### Your objective:
Note each line where "Printing" appears, and copy it.

### Record list:

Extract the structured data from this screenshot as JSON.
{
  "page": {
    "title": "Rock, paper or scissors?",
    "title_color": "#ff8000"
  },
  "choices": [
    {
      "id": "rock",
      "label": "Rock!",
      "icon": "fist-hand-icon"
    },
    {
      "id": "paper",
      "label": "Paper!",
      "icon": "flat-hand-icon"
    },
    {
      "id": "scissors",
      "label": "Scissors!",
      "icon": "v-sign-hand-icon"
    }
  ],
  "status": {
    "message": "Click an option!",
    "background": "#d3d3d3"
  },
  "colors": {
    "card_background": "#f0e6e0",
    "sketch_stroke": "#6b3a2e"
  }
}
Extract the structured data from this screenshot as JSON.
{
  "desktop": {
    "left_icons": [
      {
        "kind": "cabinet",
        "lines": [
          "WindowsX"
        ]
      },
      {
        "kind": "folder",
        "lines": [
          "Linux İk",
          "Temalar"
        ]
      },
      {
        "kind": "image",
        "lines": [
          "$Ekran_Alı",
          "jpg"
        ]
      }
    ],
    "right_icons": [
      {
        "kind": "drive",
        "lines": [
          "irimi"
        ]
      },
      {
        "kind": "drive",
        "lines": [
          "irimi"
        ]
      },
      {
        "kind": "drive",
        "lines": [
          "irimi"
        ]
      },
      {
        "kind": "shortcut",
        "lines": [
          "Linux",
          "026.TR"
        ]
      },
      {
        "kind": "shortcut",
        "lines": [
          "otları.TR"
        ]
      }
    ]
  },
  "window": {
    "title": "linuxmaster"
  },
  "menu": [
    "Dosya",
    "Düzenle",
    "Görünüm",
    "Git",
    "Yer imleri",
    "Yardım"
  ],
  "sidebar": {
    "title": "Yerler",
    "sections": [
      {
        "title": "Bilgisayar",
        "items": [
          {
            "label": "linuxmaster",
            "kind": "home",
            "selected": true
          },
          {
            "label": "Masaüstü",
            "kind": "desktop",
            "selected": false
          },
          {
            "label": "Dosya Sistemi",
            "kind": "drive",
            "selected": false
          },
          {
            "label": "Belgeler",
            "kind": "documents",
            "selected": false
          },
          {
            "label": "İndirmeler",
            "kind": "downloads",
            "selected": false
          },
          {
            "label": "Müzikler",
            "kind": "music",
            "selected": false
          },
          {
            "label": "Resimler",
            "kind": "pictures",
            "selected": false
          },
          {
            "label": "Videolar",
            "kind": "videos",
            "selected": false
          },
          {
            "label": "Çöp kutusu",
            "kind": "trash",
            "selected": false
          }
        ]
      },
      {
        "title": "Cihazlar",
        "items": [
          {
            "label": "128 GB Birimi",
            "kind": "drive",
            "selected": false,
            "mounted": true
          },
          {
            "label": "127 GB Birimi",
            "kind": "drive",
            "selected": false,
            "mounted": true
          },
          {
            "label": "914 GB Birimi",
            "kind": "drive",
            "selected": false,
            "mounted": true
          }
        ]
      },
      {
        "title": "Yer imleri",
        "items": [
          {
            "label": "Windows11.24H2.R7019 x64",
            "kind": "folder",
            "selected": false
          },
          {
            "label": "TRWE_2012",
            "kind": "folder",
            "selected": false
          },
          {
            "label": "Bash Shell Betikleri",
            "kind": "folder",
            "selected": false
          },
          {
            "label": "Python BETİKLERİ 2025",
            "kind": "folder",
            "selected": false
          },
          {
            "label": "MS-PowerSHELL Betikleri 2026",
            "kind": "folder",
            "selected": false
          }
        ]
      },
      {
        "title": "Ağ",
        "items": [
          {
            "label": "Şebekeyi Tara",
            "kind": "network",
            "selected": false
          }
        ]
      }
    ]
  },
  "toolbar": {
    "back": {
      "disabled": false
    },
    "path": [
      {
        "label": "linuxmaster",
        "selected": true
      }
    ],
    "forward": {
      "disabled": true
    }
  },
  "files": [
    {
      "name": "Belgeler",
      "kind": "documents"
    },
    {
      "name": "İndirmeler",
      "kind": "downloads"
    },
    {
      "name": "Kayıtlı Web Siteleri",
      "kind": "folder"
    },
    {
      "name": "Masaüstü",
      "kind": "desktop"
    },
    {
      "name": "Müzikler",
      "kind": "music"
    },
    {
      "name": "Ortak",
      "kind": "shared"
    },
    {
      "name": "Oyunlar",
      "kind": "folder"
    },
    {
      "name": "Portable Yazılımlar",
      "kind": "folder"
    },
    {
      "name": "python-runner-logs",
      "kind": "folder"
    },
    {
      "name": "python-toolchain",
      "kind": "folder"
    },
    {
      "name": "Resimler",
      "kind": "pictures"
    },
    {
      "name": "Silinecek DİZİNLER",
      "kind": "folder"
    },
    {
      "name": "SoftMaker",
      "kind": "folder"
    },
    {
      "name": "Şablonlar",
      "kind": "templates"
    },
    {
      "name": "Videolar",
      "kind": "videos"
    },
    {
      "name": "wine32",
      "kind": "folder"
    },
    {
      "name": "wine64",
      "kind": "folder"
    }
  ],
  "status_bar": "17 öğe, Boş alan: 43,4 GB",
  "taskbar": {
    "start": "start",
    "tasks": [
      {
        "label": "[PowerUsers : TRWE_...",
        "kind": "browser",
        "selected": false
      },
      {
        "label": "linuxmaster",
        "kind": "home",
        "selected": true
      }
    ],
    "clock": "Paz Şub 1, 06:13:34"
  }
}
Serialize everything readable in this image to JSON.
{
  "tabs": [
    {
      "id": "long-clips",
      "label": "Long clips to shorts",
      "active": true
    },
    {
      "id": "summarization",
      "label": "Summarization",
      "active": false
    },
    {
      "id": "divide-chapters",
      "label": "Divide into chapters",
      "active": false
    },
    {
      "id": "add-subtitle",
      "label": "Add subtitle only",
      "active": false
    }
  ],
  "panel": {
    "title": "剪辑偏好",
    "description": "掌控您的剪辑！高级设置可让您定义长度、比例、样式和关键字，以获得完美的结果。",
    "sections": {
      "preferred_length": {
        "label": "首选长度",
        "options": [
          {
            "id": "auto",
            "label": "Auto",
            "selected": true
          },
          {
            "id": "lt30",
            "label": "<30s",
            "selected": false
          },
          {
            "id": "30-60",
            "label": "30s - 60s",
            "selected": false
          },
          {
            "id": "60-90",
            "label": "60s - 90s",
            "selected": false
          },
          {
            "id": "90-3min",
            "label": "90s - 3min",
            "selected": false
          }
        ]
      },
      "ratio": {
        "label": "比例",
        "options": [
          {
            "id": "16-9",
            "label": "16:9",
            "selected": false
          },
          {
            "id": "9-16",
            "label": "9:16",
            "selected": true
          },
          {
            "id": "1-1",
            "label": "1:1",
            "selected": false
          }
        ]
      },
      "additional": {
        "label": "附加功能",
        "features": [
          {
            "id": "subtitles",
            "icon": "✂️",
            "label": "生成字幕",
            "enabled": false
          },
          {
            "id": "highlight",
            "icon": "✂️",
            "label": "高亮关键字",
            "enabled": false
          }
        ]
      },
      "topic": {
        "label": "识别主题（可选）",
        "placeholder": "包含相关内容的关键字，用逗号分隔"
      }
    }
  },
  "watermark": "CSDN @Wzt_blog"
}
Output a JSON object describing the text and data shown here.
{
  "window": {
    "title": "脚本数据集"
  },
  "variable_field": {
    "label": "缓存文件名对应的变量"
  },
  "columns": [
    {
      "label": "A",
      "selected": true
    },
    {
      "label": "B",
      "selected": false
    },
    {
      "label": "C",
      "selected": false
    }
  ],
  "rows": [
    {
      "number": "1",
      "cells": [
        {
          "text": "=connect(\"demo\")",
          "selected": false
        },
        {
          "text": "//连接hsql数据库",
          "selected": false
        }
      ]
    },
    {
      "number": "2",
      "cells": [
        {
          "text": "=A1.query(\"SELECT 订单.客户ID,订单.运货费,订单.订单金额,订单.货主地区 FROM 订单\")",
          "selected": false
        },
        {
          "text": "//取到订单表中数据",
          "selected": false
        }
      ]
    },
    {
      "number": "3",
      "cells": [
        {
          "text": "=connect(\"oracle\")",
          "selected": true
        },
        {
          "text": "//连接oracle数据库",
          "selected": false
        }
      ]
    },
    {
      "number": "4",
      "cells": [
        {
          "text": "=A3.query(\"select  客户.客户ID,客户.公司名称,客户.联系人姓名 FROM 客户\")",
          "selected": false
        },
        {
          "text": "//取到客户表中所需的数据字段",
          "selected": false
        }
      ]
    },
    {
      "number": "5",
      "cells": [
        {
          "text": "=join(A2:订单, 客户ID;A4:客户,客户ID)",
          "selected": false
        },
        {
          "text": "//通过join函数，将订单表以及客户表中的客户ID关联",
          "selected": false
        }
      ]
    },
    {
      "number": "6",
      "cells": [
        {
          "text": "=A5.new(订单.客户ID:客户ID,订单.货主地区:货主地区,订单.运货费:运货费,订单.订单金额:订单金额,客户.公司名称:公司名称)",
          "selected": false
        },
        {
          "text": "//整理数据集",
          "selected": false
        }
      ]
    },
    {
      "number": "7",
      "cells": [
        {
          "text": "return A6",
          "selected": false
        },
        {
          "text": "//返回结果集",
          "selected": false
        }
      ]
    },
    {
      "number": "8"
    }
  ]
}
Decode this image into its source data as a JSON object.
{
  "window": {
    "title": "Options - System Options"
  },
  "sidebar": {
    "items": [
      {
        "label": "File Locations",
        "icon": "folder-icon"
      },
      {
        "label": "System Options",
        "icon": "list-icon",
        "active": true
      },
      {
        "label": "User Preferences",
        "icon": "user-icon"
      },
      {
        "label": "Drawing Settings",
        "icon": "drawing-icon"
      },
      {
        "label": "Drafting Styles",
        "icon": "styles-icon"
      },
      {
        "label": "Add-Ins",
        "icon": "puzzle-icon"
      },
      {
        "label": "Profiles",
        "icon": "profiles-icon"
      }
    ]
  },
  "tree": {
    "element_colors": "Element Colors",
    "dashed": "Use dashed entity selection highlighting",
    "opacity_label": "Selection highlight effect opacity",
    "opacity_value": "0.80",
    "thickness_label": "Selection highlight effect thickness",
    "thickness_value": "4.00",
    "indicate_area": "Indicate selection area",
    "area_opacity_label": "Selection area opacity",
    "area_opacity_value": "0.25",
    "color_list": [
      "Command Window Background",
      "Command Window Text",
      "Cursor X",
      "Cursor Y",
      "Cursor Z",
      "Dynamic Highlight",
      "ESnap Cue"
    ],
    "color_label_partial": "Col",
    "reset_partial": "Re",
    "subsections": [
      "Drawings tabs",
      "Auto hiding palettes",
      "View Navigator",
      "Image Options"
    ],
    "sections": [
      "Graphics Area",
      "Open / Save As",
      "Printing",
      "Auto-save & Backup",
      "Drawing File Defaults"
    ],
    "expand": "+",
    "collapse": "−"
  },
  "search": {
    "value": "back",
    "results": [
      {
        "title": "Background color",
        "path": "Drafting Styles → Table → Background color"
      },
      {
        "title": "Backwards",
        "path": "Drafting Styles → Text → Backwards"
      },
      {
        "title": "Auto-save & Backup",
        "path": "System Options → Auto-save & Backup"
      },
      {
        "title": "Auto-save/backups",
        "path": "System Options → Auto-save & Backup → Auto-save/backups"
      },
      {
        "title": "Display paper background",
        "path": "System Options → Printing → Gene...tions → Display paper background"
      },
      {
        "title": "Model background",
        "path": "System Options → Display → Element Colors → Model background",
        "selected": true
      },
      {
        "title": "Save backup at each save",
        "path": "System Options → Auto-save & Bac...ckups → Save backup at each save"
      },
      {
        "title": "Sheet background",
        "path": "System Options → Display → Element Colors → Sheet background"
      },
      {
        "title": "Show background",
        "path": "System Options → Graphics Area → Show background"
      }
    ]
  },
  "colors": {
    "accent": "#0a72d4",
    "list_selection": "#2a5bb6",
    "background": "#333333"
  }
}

### Complete answer:
      "Printing",
        "path": "System Options → Printing → Gene...tions → Display paper background"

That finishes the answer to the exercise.